Figure dataset records
-- Begin --
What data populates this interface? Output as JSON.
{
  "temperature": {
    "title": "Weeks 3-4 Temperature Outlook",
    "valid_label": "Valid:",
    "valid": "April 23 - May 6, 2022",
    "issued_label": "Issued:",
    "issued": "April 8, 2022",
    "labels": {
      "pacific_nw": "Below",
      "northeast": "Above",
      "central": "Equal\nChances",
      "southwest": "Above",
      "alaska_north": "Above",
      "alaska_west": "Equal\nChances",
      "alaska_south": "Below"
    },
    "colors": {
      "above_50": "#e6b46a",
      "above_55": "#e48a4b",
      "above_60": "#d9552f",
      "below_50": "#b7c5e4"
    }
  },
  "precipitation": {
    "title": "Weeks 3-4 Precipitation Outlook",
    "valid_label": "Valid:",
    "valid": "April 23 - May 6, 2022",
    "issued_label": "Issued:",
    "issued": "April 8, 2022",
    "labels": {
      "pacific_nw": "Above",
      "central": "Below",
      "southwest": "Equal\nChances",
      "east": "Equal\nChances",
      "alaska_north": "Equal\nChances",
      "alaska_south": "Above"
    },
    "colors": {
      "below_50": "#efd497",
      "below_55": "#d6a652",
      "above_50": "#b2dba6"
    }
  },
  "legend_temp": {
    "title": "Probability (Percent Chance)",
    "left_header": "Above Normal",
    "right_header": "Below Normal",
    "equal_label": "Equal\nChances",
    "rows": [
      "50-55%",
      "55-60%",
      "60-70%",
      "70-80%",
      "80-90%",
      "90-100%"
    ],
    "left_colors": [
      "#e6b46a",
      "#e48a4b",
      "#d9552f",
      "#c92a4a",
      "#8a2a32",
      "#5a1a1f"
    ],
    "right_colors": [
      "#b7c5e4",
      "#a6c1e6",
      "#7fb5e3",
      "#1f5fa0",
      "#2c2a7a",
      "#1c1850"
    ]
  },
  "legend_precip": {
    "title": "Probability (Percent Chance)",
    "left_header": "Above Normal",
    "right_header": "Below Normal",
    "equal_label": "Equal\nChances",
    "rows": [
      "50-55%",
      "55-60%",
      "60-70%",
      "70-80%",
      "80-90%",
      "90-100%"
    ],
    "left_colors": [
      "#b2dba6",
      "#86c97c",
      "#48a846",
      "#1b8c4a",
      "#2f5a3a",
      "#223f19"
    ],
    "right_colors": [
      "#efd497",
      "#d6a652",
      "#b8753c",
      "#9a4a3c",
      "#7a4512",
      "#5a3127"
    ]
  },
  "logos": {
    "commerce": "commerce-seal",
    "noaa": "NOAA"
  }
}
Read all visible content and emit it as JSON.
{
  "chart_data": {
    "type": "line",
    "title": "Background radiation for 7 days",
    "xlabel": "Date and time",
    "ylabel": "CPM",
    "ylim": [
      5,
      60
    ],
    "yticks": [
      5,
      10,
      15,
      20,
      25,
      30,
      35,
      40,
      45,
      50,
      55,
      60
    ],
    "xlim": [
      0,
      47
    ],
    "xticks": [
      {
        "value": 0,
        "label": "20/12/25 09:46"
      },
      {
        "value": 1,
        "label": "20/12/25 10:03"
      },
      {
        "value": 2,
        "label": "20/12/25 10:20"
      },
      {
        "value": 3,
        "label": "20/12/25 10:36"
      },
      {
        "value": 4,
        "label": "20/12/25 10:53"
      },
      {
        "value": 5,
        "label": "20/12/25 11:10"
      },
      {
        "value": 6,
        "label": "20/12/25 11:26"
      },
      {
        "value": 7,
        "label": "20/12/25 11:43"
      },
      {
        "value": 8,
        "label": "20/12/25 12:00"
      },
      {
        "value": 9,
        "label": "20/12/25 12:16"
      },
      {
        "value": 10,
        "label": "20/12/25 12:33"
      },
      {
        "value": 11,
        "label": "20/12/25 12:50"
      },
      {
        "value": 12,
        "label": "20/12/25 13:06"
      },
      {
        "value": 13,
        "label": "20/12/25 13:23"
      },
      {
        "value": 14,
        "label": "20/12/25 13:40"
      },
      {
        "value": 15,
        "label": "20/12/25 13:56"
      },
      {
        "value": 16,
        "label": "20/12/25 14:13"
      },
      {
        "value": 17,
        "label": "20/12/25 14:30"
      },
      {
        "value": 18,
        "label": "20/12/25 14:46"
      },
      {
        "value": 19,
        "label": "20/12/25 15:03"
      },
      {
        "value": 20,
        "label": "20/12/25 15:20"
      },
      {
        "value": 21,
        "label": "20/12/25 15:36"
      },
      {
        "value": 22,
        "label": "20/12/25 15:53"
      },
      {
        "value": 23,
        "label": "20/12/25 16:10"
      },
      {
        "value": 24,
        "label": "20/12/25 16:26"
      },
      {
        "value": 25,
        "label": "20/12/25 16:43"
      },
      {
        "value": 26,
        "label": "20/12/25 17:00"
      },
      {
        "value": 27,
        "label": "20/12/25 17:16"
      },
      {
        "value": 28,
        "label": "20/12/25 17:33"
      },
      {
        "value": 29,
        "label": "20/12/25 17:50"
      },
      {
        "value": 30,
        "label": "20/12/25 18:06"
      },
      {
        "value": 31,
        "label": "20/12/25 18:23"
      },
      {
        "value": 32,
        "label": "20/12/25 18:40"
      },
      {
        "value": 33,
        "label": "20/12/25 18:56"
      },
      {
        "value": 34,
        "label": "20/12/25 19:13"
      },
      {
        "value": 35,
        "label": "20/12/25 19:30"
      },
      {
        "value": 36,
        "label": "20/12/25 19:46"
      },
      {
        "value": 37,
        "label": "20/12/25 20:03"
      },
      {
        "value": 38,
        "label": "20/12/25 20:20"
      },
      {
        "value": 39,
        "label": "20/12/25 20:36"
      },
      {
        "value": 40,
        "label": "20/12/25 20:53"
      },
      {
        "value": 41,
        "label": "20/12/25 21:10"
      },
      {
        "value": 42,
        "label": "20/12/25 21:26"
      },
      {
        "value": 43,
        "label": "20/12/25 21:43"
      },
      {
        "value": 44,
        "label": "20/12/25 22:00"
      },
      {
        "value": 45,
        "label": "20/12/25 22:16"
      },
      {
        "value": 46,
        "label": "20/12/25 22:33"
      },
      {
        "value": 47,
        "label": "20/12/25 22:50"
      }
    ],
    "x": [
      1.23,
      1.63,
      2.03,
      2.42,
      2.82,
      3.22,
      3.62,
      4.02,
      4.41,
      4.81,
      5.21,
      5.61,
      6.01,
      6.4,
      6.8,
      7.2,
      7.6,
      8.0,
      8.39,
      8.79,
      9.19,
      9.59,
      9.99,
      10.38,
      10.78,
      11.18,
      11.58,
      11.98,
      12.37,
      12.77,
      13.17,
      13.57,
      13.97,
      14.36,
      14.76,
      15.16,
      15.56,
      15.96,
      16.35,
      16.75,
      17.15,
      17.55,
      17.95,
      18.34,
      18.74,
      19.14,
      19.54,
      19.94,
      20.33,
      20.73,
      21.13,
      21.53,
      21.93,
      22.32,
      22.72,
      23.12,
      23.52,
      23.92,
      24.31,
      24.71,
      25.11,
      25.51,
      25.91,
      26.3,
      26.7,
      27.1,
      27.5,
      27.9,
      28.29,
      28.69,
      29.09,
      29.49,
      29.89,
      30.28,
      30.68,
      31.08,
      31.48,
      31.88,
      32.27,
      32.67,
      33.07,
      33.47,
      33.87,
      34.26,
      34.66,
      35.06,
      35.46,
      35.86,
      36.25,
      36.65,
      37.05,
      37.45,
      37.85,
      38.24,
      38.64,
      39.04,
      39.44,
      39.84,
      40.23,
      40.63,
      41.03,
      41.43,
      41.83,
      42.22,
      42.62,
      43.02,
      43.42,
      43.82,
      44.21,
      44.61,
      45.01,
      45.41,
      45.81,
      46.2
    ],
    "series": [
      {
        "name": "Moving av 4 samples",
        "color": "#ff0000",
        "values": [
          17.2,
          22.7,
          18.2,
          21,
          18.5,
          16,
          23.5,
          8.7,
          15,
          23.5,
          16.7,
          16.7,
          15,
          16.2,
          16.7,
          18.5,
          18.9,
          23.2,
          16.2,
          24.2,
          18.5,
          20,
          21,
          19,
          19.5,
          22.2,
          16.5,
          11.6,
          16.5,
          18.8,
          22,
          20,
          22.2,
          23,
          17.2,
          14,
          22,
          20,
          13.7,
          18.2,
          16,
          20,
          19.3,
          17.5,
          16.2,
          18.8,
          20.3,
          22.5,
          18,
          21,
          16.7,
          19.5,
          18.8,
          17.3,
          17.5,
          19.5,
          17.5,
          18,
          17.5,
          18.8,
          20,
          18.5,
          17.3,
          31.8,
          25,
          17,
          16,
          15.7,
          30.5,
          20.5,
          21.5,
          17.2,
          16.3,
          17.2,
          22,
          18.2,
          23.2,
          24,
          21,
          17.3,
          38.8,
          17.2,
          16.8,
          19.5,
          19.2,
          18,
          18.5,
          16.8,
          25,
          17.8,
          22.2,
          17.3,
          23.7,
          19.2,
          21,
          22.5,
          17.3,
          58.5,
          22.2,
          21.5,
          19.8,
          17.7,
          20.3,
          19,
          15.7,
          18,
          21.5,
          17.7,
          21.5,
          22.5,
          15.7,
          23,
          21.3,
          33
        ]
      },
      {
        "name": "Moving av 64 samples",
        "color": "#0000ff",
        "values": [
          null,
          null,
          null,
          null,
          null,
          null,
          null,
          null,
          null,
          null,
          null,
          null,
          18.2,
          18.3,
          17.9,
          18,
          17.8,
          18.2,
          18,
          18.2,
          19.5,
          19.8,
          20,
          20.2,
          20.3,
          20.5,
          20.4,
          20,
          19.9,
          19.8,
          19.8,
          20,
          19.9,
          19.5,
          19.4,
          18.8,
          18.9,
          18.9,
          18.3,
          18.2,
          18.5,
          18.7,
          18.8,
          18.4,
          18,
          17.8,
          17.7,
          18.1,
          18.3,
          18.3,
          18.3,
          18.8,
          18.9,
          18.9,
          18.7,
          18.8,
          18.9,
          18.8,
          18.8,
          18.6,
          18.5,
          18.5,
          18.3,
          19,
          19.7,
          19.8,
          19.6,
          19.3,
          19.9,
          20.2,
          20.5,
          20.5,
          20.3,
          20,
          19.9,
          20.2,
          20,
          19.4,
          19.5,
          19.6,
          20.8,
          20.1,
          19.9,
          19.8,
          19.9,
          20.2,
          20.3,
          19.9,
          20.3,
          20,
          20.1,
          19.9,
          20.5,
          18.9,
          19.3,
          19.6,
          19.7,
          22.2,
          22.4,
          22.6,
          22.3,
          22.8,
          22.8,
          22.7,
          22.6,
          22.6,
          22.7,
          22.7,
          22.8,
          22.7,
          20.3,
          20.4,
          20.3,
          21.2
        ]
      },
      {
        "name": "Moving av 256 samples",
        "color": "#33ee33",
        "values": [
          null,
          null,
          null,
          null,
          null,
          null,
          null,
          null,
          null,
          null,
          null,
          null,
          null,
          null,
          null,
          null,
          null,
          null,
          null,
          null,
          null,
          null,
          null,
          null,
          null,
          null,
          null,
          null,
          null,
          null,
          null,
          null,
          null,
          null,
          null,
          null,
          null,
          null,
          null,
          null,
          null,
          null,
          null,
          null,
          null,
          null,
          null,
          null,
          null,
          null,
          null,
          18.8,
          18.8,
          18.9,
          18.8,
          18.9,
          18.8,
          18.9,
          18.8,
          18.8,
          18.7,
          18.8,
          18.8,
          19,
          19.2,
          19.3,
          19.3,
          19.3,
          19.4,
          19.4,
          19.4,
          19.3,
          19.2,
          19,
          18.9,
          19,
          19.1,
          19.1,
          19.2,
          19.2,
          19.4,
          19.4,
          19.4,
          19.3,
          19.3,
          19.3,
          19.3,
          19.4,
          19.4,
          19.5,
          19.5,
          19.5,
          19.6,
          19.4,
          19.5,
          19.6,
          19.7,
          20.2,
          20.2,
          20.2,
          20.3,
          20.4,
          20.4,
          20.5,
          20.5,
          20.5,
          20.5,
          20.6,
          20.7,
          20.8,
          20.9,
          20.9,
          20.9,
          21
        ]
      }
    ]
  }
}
-- End --
- [Written instruction] Locate the word "southwest" in the records and collect each line it appears in.

- [Solution to this problem]
      "southwest": "Above",
      "southwest": "Equal\nChances",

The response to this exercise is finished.